Reproduce the listing below in full and without alteration, apart from its pictures.
---------- DATA SUPPLIED
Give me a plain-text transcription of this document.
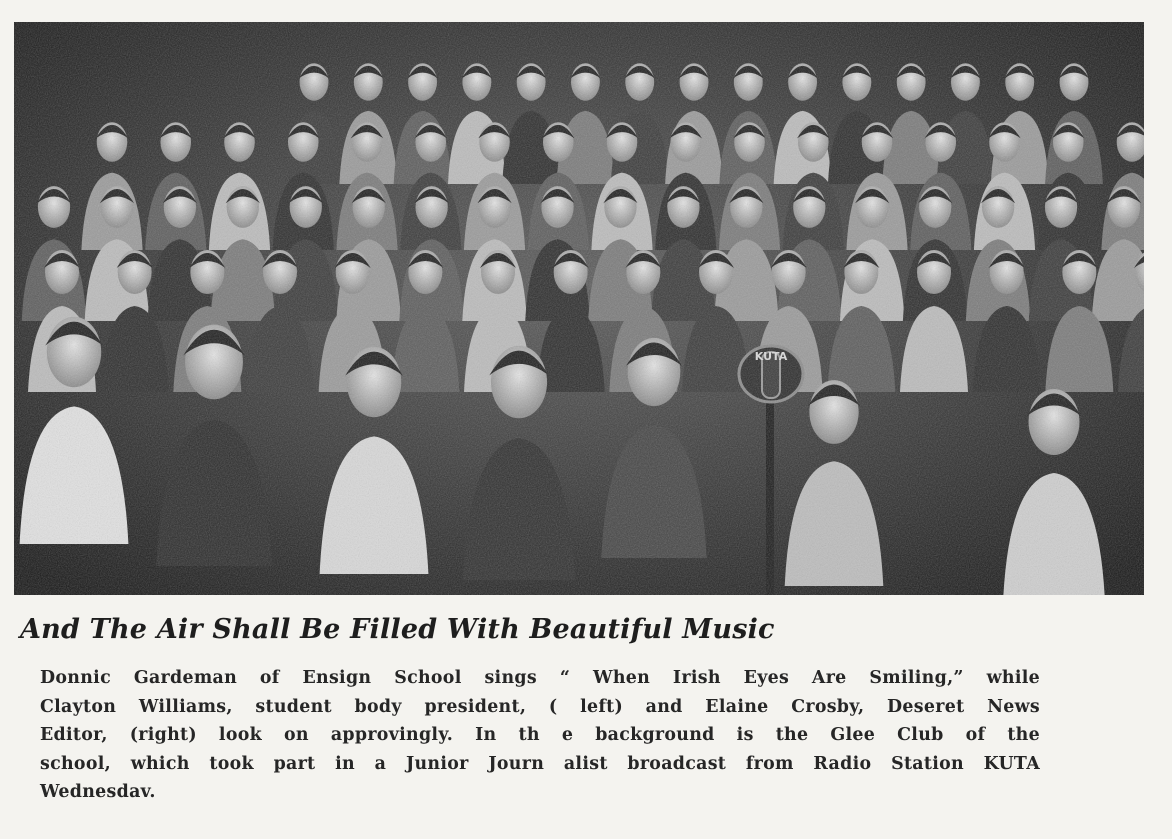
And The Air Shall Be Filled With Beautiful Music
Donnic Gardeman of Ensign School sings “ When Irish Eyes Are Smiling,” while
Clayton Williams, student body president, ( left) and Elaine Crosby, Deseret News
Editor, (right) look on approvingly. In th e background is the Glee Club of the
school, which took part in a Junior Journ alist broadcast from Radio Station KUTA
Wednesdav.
--------------------
§ TASK RESPONSE:
Give me a plain-text transcription of this document.
And The Air Shall Be Filled With Beautiful Music
Donnic Gardeman of Ensign School sings “ When Irish Eyes Are Smiling,” while
Clayton Williams, student body president, ( left) and Elaine Crosby, Deseret News
Editor, (right) look on approvingly. In th e background is the Glee Club of the
school, which took part in a Junior Journ alist broadcast from Radio Station KUTA
Wednesdav.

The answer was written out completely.